[Collected data]
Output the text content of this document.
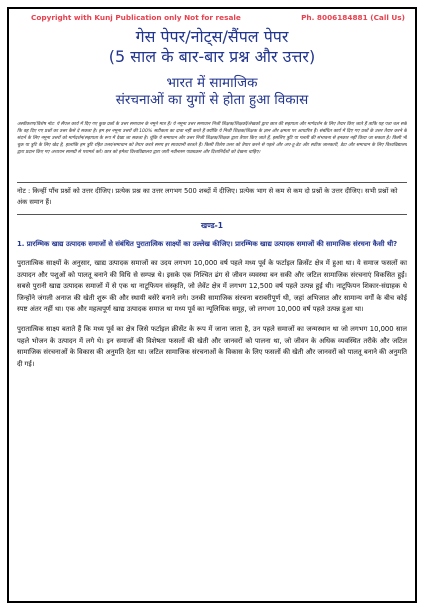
Copyright with Kunj Publication only Not for resale	Ph. 8006184881 (Call Us)
गेस पेपर/नोट्स/सैंपल पेपर
(5 साल के बार-बार प्रश्न और उत्तर)
भारत में सामाजिक
संरचनाओं का युगों से होता हुआ विकास
अस्वीकरण/विशेष नोट: ये सैंपल कार्य में दिए गए कुछ प्रश्नों के उत्तर समाधान के नमूने मात्र हैं। ये नमूना उत्तर समाधान निजी शिक्षक/शिक्षकों/लेखकों द्वारा छात्र की सहायता और मार्गदर्शन के लिए तैयार किए जाते हैं ताकि यह पता चल सके कि वह दिए गए प्रश्नों का उत्तर कैसे दे सकता है। हम इन नमूना उत्तरों की 100% सटीकता का दावा नहीं करते हैं क्योंकि ये निजी शिक्षक/शिक्षक के ज्ञान और क्षमता पर आधारित हैं। संबंधित कार्य में दिए गए प्रश्नों के उत्तर तैयार करने के संदर्भ के लिए नमूना उत्तरों को मार्गदर्शन/सहायता के रूप में देखा जा सकता है। चूंकि ये समाधान और उत्तर निजी शिक्षक/शिक्षक द्वारा तैयार किए जाते हैं, इसलिए त्रुटि या गलती की संभावना से इनकार नहीं किया जा सकता है। किसी भी चूक या त्रुटि के लिए खेद है, हालांकि हम त्रुटि रहित उत्तर/समाधान को तैयार करते समय हर सावधानी बरतते हैं। किसी विशेष उत्तर को तैयार करने से पहले और अप-टू-डेट और सटीक जानकारी, डेटा और समाधान के लिए विश्वविद्यालय द्वारा प्रदान किए गए अध्ययन सामग्री से परामर्श करें। छात्र को हमेशा विश्वविद्यालय द्वारा जारी नवीनतम पाठ्यक्रम और दिशानिर्देशों को देखना चाहिए।
नोट : किन्हीं पाँच प्रश्नों को उत्तर दीजिए। प्रत्येक प्रश्न का उत्तर लगभग 500 शब्दों में दीजिए। प्रत्येक भाग से कम से कम दो प्रश्नों के उत्तर दीजिए। सभी प्रश्नों को अंक समान हैं।
खण्ड-1
1. प्रारम्भिक खाद्य उत्पादक समाजों से संबंधित पुरातात्विक साक्ष्यों का उल्लेख कीजिए। प्रारम्भिक खाद्य उत्पादक समाजों की सामाजिक संरचना कैसी थी?
पुरातात्विक साक्ष्यों के अनुसार, खाद्य उत्पादक समाजों का उदय लगभग 10,000 वर्ष पहले मध्य पूर्व के फर्टाइल क्रिसेंट क्षेत्र में हुआ था। ये समाज फसलों का उत्पादन और पशुओं को पालतू बनाने की विधि से सम्पन्न थे। इसके एक निश्चित ढंग से जीवन व्यवस्था बन सकी और जटिल सामाजिक संरचनाएं विकसित हुईं। सबसे पुरानी खाद्य उत्पादक समाजों में से एक था नाटूफियन संस्कृति, जो लेवेंट क्षेत्र में लगभग 12,500 वर्ष पहले उत्पन्न हुई थी। नाटूफियन शिकार-संग्राहक थे जिन्होंने जंगली अनाज की खेती शुरू की और स्थायी बसेरे बनाने लगे। उनकी सामाजिक संरचना बराबरीपूर्ण थी, जहां अभिजात और सामान्य वर्गों के बीच कोई स्पष्ट अंतर नहीं था। एक और महत्वपूर्ण खाद्य उत्पादक समाज था मध्य पूर्व का न्यूलिथिक समूह, जो लगभग 10,000 वर्ष पहले उत्पन्न हुआ था।
पुरातात्विक साक्ष्य बताते हैं कि मध्य पूर्व का क्षेत्र जिसे फर्टाइल क्रीसेंट के रूप में जाना जाता है, उन पहले समाजों का जन्मस्थान था जो लगभग 10,000 साल पहले भोजन के उत्पादन में लगे थे। इन समाजों की विशेषता फसलों की खेती और जानवरों को पालना था, जो जीवन के अधिक व्यवस्थित तरीके और जटिल सामाजिक संरचनाओं के विकास की अनुमति देता था। जटिल सामाजिक संरचनाओं के विकास के लिए फसलों की खेती और जानवरों को पालतू बनाने की अनुमति दी गई।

§ **DIRECTIVE**
Return every line from the records above that holds the word "लगभग".

§ **WRITTEN SOLUTION**
नोट : किन्हीं पाँच प्रश्नों को उत्तर दीजिए। प्रत्येक प्रश्न का उत्तर लगभग 500 शब्दों में दीजिए। प्रत्येक भाग से कम से कम दो प्रश्नों के उत्तर दीजिए। सभी प्रश्नों को अंक समान हैं।
पुरातात्विक साक्ष्यों के अनुसार, खाद्य उत्पादक समाजों का उदय लगभग 10,000 वर्ष पहले मध्य पूर्व के फर्टाइल क्रिसेंट क्षेत्र में हुआ था। ये समाज फसलों का उत्पादन और पशुओं को पालतू बनाने की विधि से सम्पन्न थे। इसके एक निश्चित ढंग से जीवन व्यवस्था बन सकी और जटिल सामाजिक संरचनाएं विकसित हुईं। सबसे पुरानी खाद्य उत्पादक समाजों में से एक था नाटूफियन संस्कृति, जो लेवेंट क्षेत्र में लगभग 12,500 वर्ष पहले उत्पन्न हुई थी। नाटूफियन शिकार-संग्राहक थे जिन्होंने जंगली अनाज की खेती शुरू की और स्थायी बसेरे बनाने लगे। उनकी सामाजिक संरचना बराबरीपूर्ण थी, जहां अभिजात और सामान्य वर्गों के बीच कोई स्पष्ट अंतर नहीं था। एक और महत्वपूर्ण खाद्य उत्पादक समाज था मध्य पूर्व का न्यूलिथिक समूह, जो लगभग 10,000 वर्ष पहले उत्पन्न हुआ था।
पुरातात्विक साक्ष्य बताते हैं कि मध्य पूर्व का क्षेत्र जिसे फर्टाइल क्रीसेंट के रूप में जाना जाता है, उन पहले समाजों का जन्मस्थान था जो लगभग 10,000 साल पहले भोजन के उत्पादन में लगे थे। इन समाजों की विशेषता फसलों की खेती और जानवरों को पालना था, जो जीवन के अधिक व्यवस्थित तरीके और जटिल सामाजिक संरचनाओं के विकास की अनुमति देता था। जटिल सामाजिक संरचनाओं के विकास के लिए फसलों की खेती और जानवरों को पालतू बनाने की अनुमति दी गई।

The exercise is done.